:: What is asked ::
From the line that holds "Transcribe this chart's" down to the last line of the listing below, reproduce each line exactly and nothing more, omitting pictures.

————

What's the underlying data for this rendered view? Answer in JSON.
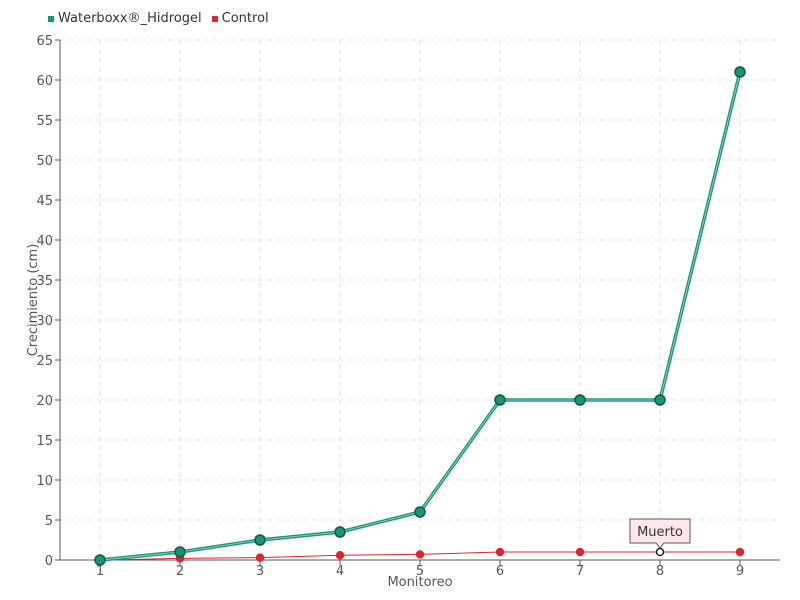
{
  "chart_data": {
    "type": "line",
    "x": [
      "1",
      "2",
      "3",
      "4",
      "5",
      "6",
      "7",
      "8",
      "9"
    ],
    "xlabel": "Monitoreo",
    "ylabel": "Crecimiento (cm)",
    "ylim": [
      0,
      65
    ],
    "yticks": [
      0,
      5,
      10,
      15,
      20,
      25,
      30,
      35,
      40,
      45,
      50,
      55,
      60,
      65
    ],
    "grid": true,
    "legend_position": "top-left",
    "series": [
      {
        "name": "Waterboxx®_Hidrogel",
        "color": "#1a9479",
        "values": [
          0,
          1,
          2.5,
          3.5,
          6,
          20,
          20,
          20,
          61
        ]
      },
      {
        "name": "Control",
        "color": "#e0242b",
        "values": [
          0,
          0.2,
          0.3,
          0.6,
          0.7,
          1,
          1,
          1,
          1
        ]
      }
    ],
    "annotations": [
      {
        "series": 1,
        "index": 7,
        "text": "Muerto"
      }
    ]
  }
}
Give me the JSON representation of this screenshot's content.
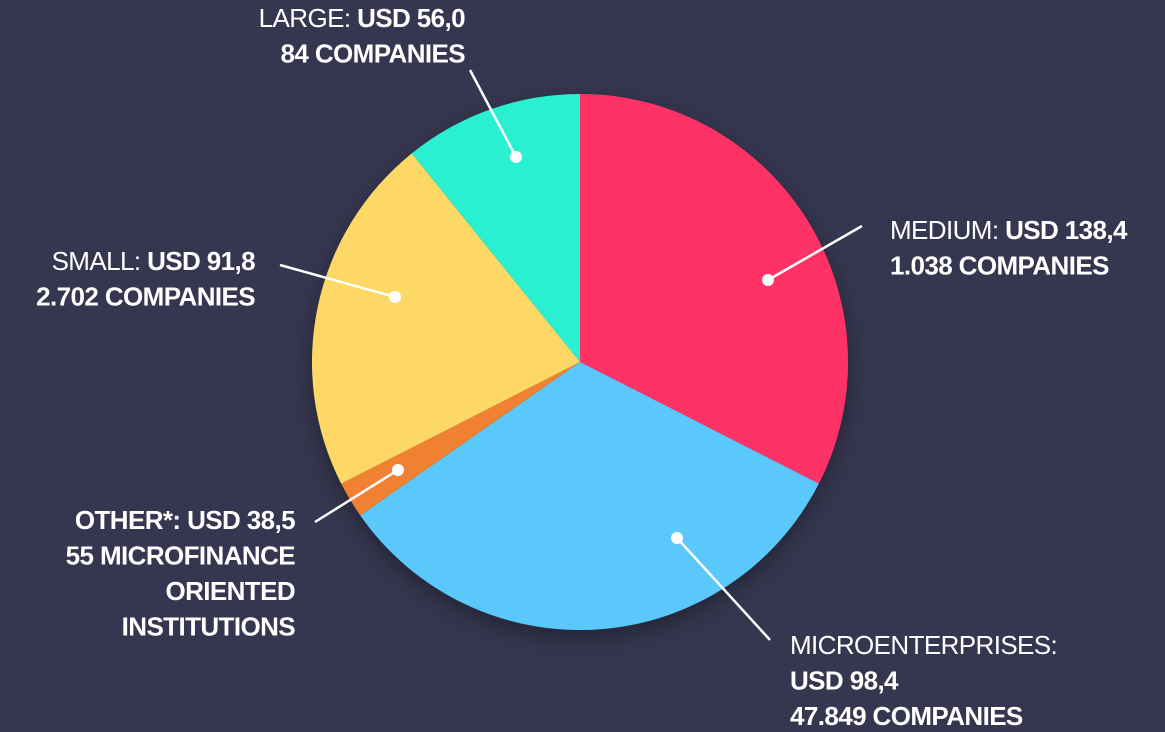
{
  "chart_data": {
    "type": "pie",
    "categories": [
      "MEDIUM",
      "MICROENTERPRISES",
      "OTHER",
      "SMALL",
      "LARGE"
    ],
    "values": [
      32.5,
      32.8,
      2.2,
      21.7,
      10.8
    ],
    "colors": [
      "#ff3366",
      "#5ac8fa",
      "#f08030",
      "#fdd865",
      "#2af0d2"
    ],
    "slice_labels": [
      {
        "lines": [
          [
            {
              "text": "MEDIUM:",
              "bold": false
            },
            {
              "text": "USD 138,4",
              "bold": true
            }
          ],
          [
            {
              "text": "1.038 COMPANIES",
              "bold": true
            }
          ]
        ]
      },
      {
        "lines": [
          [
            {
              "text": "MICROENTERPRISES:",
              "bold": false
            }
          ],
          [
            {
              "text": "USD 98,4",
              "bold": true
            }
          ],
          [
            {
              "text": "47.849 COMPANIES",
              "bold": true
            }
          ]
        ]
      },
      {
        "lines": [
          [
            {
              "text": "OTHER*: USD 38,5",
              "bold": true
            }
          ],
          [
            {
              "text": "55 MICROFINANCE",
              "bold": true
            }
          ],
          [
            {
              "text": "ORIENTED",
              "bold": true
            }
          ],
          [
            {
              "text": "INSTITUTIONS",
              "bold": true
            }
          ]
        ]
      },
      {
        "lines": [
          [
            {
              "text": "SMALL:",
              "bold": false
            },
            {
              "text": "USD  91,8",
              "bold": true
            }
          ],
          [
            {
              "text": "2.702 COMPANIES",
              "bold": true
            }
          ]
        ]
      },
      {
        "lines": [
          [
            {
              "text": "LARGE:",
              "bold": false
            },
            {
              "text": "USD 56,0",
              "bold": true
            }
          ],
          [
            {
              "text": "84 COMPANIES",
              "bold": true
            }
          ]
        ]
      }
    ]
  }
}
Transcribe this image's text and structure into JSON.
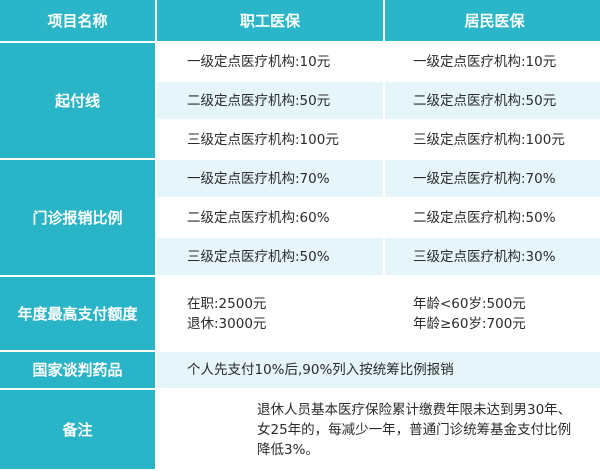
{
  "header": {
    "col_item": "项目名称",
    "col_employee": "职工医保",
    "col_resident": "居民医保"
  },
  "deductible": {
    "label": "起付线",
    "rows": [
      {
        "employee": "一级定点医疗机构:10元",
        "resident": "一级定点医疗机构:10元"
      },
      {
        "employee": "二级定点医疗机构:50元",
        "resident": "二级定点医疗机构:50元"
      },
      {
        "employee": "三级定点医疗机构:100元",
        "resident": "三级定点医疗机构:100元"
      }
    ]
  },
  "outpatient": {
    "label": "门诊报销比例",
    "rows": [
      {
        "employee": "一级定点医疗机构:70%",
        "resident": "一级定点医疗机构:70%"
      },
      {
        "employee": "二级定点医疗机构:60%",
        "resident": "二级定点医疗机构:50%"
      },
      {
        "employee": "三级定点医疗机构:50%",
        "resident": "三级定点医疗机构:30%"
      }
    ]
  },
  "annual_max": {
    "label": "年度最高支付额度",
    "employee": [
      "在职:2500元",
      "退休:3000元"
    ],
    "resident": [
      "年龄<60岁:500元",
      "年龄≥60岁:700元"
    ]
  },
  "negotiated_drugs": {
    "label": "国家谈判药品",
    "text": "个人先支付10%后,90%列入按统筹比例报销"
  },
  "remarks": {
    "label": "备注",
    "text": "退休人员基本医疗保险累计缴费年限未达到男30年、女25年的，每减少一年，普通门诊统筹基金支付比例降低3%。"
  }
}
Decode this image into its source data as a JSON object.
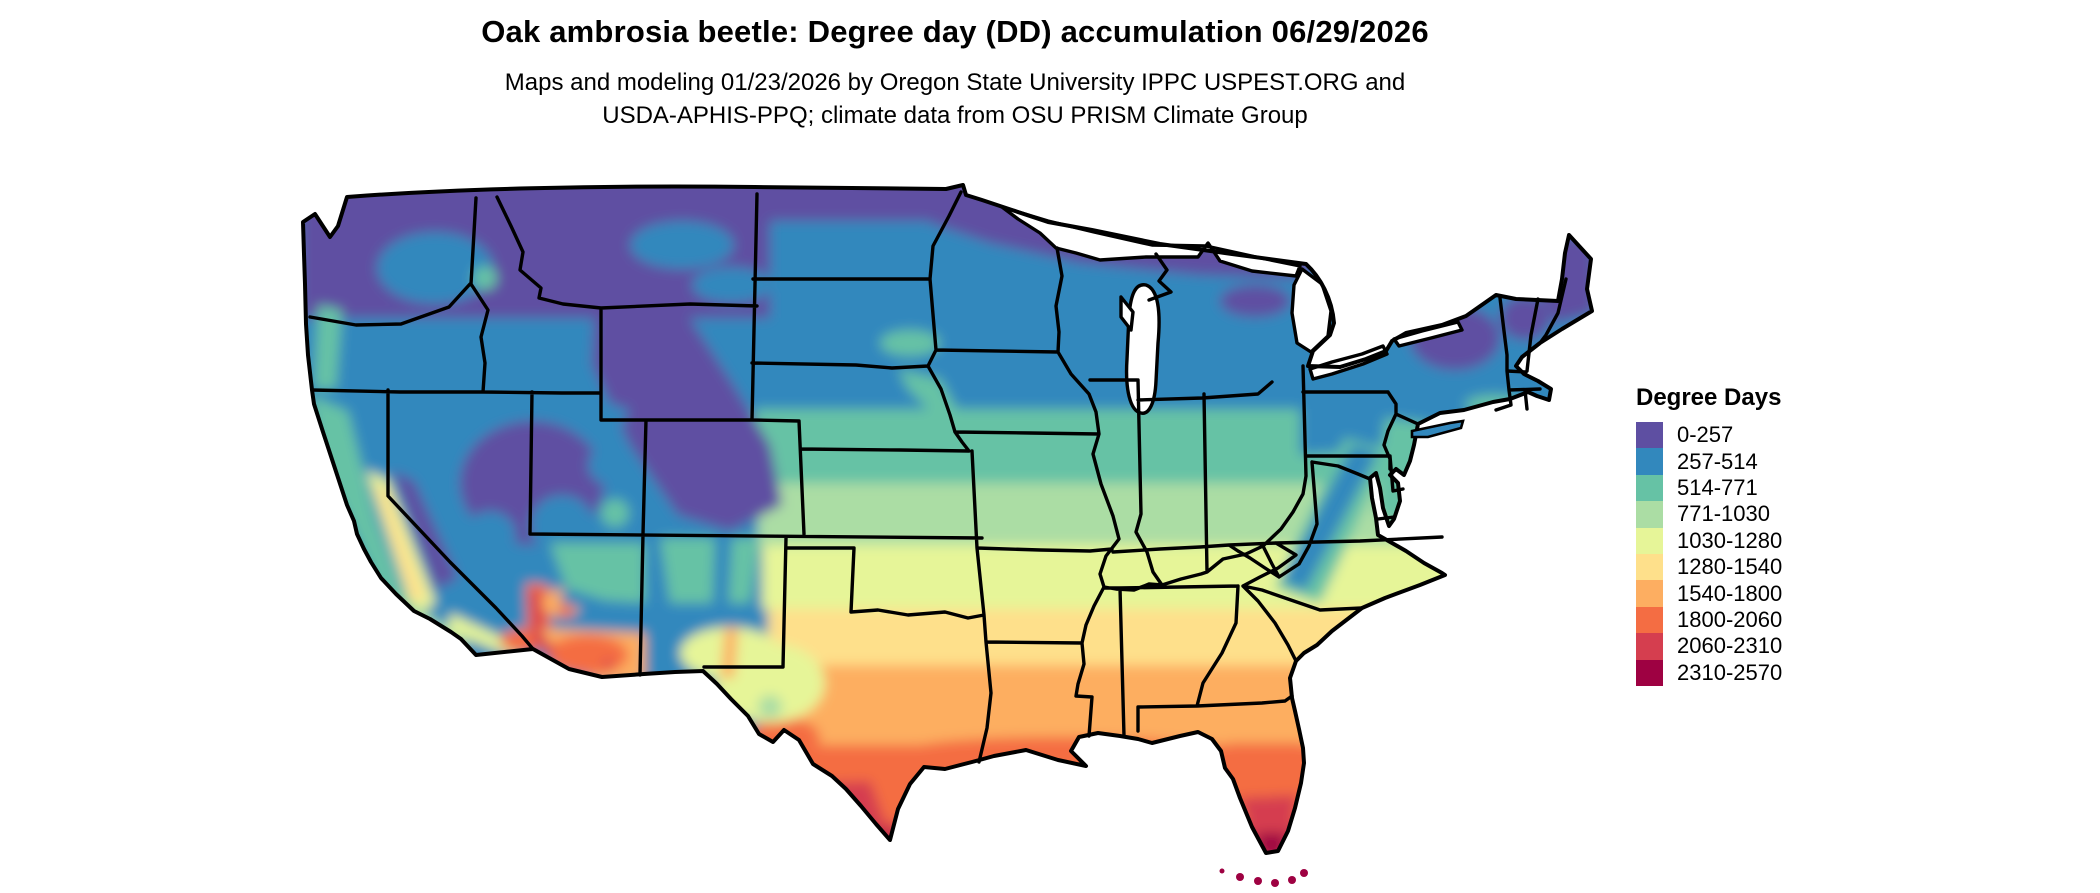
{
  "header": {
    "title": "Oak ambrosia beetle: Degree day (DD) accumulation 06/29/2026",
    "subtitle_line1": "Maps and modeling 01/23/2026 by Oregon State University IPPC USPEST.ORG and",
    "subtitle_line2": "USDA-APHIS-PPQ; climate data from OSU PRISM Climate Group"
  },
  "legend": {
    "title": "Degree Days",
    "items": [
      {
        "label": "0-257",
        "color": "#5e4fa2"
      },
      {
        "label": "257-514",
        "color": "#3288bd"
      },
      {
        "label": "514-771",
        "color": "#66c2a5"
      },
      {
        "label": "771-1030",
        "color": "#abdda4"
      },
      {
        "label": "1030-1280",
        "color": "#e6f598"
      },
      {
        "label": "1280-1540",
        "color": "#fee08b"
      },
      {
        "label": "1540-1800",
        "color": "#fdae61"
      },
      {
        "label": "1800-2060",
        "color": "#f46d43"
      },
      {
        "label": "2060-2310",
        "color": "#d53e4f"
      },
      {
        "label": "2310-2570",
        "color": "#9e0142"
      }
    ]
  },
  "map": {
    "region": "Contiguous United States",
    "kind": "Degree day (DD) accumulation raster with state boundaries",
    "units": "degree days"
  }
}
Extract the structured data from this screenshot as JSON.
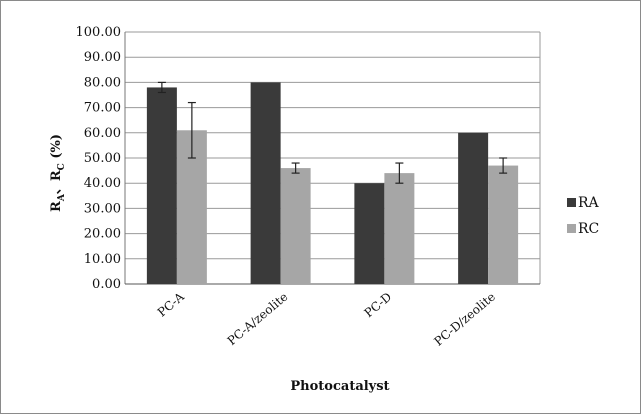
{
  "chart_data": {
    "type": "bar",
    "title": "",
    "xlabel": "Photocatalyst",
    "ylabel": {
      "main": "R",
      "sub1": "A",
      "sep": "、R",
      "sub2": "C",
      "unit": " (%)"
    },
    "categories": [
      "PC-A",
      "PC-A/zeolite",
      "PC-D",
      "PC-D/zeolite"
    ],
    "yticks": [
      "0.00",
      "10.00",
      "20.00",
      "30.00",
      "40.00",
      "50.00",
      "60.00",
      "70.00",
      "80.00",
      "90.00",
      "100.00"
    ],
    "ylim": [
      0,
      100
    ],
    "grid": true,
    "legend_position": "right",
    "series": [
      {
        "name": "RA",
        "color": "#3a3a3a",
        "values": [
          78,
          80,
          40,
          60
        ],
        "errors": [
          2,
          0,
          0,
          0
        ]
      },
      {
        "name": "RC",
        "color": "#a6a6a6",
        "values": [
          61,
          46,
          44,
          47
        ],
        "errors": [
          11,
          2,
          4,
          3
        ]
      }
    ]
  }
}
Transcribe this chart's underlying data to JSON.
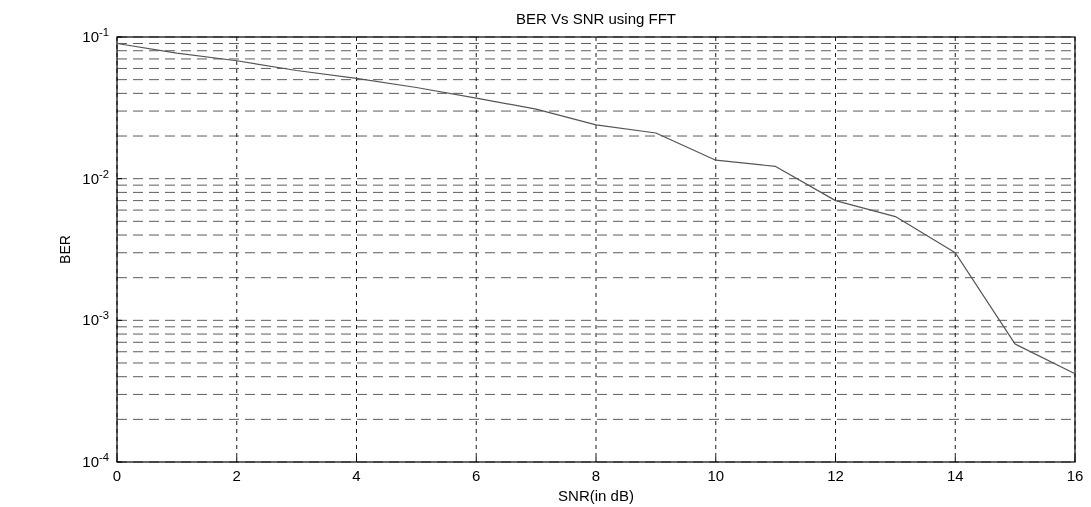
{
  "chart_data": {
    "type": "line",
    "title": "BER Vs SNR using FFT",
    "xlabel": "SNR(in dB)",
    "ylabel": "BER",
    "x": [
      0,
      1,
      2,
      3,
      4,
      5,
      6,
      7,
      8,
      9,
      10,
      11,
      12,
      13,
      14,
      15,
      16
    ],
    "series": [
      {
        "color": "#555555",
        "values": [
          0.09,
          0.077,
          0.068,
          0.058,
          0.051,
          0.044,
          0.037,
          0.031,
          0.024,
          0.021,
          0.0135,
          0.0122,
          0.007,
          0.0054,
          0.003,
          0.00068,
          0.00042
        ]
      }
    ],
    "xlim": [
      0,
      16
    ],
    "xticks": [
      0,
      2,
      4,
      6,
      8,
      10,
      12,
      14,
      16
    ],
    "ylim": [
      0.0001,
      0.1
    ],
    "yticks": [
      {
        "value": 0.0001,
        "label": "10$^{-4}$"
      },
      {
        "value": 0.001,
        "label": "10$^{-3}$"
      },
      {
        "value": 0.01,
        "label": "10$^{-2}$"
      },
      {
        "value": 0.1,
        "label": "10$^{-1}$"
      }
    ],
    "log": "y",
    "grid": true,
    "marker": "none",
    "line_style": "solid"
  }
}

————

:: Full solution ::
Transcribe this chart's underlying data to JSON.
{
  "chart_data": {
    "type": "line",
    "title": "BER Vs SNR using FFT",
    "xlabel": "SNR(in dB)",
    "ylabel": "BER",
    "x": [
      0,
      1,
      2,
      3,
      4,
      5,
      6,
      7,
      8,
      9,
      10,
      11,
      12,
      13,
      14,
      15,
      16
    ],
    "series": [
      {
        "color": "#555555",
        "values": [
          0.09,
          0.077,
          0.068,
          0.058,
          0.051,
          0.044,
          0.037,
          0.031,
          0.024,
          0.021,
          0.0135,
          0.0122,
          0.007,
          0.0054,
          0.003,
          0.00068,
          0.00042
        ]
      }
    ],
    "xlim": [
      0,
      16
    ],
    "xticks": [
      0,
      2,
      4,
      6,
      8,
      10,
      12,
      14,
      16
    ],
    "ylim": [
      0.0001,
      0.1
    ],
    "yticks": [
      {
        "value": 0.0001,
        "label": "10$^{-4}$"
      },
      {
        "value": 0.001,
        "label": "10$^{-3}$"
      },
      {
        "value": 0.01,
        "label": "10$^{-2}$"
      },
      {
        "value": 0.1,
        "label": "10$^{-1}$"
      }
    ],
    "log": "y",
    "grid": true,
    "marker": "none",
    "line_style": "solid"
  }
}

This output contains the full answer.